* _DATASET EXTRACT_
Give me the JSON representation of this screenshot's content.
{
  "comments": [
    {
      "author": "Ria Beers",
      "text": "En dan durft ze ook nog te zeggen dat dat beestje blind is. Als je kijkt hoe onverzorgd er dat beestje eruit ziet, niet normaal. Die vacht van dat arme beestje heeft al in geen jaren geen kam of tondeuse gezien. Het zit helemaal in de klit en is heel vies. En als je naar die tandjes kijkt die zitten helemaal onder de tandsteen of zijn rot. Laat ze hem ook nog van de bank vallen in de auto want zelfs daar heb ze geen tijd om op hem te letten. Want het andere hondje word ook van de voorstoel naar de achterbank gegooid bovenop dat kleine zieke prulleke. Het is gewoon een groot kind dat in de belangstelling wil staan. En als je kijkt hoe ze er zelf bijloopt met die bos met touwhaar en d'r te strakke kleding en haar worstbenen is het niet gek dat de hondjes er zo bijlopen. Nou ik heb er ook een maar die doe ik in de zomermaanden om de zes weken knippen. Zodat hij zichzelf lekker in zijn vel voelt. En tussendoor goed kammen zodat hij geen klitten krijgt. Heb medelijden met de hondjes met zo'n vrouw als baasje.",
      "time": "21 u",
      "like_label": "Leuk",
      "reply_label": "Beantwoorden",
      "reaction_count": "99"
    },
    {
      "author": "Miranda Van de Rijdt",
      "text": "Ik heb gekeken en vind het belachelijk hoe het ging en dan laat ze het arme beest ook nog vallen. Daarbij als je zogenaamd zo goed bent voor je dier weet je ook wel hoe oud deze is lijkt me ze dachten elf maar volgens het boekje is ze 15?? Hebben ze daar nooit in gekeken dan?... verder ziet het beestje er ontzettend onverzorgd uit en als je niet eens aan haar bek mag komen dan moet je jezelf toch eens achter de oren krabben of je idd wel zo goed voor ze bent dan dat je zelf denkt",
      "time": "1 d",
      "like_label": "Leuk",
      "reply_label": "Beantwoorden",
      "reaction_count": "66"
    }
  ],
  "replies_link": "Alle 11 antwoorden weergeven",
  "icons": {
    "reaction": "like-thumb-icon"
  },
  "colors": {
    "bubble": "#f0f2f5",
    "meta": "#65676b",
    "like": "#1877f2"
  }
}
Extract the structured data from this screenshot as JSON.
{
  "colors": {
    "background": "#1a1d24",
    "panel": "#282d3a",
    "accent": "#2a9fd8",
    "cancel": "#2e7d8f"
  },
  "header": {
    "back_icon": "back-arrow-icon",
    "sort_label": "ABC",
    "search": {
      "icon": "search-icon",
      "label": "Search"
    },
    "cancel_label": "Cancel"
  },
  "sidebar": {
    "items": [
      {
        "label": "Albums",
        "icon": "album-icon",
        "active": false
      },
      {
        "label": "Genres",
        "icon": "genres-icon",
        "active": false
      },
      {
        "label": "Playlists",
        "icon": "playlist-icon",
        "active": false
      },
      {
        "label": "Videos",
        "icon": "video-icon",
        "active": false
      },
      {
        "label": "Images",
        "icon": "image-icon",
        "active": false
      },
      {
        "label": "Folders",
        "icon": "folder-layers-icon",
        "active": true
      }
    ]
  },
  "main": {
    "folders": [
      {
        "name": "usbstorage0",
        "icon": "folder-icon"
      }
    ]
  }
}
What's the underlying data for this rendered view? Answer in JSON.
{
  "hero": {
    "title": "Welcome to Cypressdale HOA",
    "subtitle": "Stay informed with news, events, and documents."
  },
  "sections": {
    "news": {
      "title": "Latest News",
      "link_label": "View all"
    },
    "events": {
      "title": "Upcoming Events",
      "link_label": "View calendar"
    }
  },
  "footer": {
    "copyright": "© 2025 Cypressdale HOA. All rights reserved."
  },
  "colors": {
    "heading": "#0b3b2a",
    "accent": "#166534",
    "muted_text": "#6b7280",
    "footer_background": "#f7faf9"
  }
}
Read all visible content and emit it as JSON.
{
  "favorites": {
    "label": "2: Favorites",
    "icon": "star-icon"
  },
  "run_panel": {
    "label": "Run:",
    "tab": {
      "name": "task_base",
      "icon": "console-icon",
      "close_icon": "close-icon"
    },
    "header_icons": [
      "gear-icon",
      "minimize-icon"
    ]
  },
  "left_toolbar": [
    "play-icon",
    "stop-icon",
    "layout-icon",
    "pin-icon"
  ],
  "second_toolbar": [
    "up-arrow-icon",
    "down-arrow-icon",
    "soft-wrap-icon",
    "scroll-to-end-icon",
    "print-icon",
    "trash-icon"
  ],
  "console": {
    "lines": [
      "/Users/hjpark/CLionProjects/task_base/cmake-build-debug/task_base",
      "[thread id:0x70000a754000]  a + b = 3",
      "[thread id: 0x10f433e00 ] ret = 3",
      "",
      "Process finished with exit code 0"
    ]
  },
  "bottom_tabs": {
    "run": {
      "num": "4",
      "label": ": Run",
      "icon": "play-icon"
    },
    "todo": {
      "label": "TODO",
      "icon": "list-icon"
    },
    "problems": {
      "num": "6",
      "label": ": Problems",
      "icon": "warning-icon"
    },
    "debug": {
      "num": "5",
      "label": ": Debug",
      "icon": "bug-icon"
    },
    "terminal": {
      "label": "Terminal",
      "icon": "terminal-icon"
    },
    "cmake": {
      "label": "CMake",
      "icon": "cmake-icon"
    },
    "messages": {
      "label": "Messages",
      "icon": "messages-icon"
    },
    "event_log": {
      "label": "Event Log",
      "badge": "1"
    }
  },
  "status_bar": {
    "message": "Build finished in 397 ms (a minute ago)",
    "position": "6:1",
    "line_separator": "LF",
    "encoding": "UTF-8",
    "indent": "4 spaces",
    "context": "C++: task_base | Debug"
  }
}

* _THE TASK_
Extract the complete listing above, reproducing each line exactly.

* _SOLUTION_
Give me the JSON representation of this screenshot's content.
{
  "comments": [
    {
      "author": "Ria Beers",
      "text": "En dan durft ze ook nog te zeggen dat dat beestje blind is. Als je kijkt hoe onverzorgd er dat beestje eruit ziet, niet normaal. Die vacht van dat arme beestje heeft al in geen jaren geen kam of tondeuse gezien. Het zit helemaal in de klit en is heel vies. En als je naar die tandjes kijkt die zitten helemaal onder de tandsteen of zijn rot. Laat ze hem ook nog van de bank vallen in de auto want zelfs daar heb ze geen tijd om op hem te letten. Want het andere hondje word ook van de voorstoel naar de achterbank gegooid bovenop dat kleine zieke prulleke. Het is gewoon een groot kind dat in de belangstelling wil staan. En als je kijkt hoe ze er zelf bijloopt met die bos met touwhaar en d'r te strakke kleding en haar worstbenen is het niet gek dat de hondjes er zo bijlopen. Nou ik heb er ook een maar die doe ik in de zomermaanden om de zes weken knippen. Zodat hij zichzelf lekker in zijn vel voelt. En tussendoor goed kammen zodat hij geen klitten krijgt. Heb medelijden met de hondjes met zo'n vrouw als baasje.",
      "time": "21 u",
      "like_label": "Leuk",
      "reply_label": "Beantwoorden",
      "reaction_count": "99"
    },
    {
      "author": "Miranda Van de Rijdt",
      "text": "Ik heb gekeken en vind het belachelijk hoe het ging en dan laat ze het arme beest ook nog vallen. Daarbij als je zogenaamd zo goed bent voor je dier weet je ook wel hoe oud deze is lijkt me ze dachten elf maar volgens het boekje is ze 15?? Hebben ze daar nooit in gekeken dan?... verder ziet het beestje er ontzettend onverzorgd uit en als je niet eens aan haar bek mag komen dan moet je jezelf toch eens achter de oren krabben of je idd wel zo goed voor ze bent dan dat je zelf denkt",
      "time": "1 d",
      "like_label": "Leuk",
      "reply_label": "Beantwoorden",
      "reaction_count": "66"
    }
  ],
  "replies_link": "Alle 11 antwoorden weergeven",
  "icons": {
    "reaction": "like-thumb-icon"
  },
  "colors": {
    "bubble": "#f0f2f5",
    "meta": "#65676b",
    "like": "#1877f2"
  }
}
Extract the structured data from this screenshot as JSON.
{
  "colors": {
    "background": "#1a1d24",
    "panel": "#282d3a",
    "accent": "#2a9fd8",
    "cancel": "#2e7d8f"
  },
  "header": {
    "back_icon": "back-arrow-icon",
    "sort_label": "ABC",
    "search": {
      "icon": "search-icon",
      "label": "Search"
    },
    "cancel_label": "Cancel"
  },
  "sidebar": {
    "items": [
      {
        "label": "Albums",
        "icon": "album-icon",
        "active": false
      },
      {
        "label": "Genres",
        "icon": "genres-icon",
        "active": false
      },
      {
        "label": "Playlists",
        "icon": "playlist-icon",
        "active": false
      },
      {
        "label": "Videos",
        "icon": "video-icon",
        "active": false
      },
      {
        "label": "Images",
        "icon": "image-icon",
        "active": false
      },
      {
        "label": "Folders",
        "icon": "folder-layers-icon",
        "active": true
      }
    ]
  },
  "main": {
    "folders": [
      {
        "name": "usbstorage0",
        "icon": "folder-icon"
      }
    ]
  }
}
What's the underlying data for this rendered view? Answer in JSON.
{
  "hero": {
    "title": "Welcome to Cypressdale HOA",
    "subtitle": "Stay informed with news, events, and documents."
  },
  "sections": {
    "news": {
      "title": "Latest News",
      "link_label": "View all"
    },
    "events": {
      "title": "Upcoming Events",
      "link_label": "View calendar"
    }
  },
  "footer": {
    "copyright": "© 2025 Cypressdale HOA. All rights reserved."
  },
  "colors": {
    "heading": "#0b3b2a",
    "accent": "#166534",
    "muted_text": "#6b7280",
    "footer_background": "#f7faf9"
  }
}
Read all visible content and emit it as JSON.
{
  "favorites": {
    "label": "2: Favorites",
    "icon": "star-icon"
  },
  "run_panel": {
    "label": "Run:",
    "tab": {
      "name": "task_base",
      "icon": "console-icon",
      "close_icon": "close-icon"
    },
    "header_icons": [
      "gear-icon",
      "minimize-icon"
    ]
  },
  "left_toolbar": [
    "play-icon",
    "stop-icon",
    "layout-icon",
    "pin-icon"
  ],
  "second_toolbar": [
    "up-arrow-icon",
    "down-arrow-icon",
    "soft-wrap-icon",
    "scroll-to-end-icon",
    "print-icon",
    "trash-icon"
  ],
  "console": {
    "lines": [
      "/Users/hjpark/CLionProjects/task_base/cmake-build-debug/task_base",
      "[thread id:0x70000a754000]  a + b = 3",
      "[thread id: 0x10f433e00 ] ret = 3",
      "",
      "Process finished with exit code 0"
    ]
  },
  "bottom_tabs": {
    "run": {
      "num": "4",
      "label": ": Run",
      "icon": "play-icon"
    },
    "todo": {
      "label": "TODO",
      "icon": "list-icon"
    },
    "problems": {
      "num": "6",
      "label": ": Problems",
      "icon": "warning-icon"
    },
    "debug": {
      "num": "5",
      "label": ": Debug",
      "icon": "bug-icon"
    },
    "terminal": {
      "label": "Terminal",
      "icon": "terminal-icon"
    },
    "cmake": {
      "label": "CMake",
      "icon": "cmake-icon"
    },
    "messages": {
      "label": "Messages",
      "icon": "messages-icon"
    },
    "event_log": {
      "label": "Event Log",
      "badge": "1"
    }
  },
  "status_bar": {
    "message": "Build finished in 397 ms (a minute ago)",
    "position": "6:1",
    "line_separator": "LF",
    "encoding": "UTF-8",
    "indent": "4 spaces",
    "context": "C++: task_base | Debug"
  }
}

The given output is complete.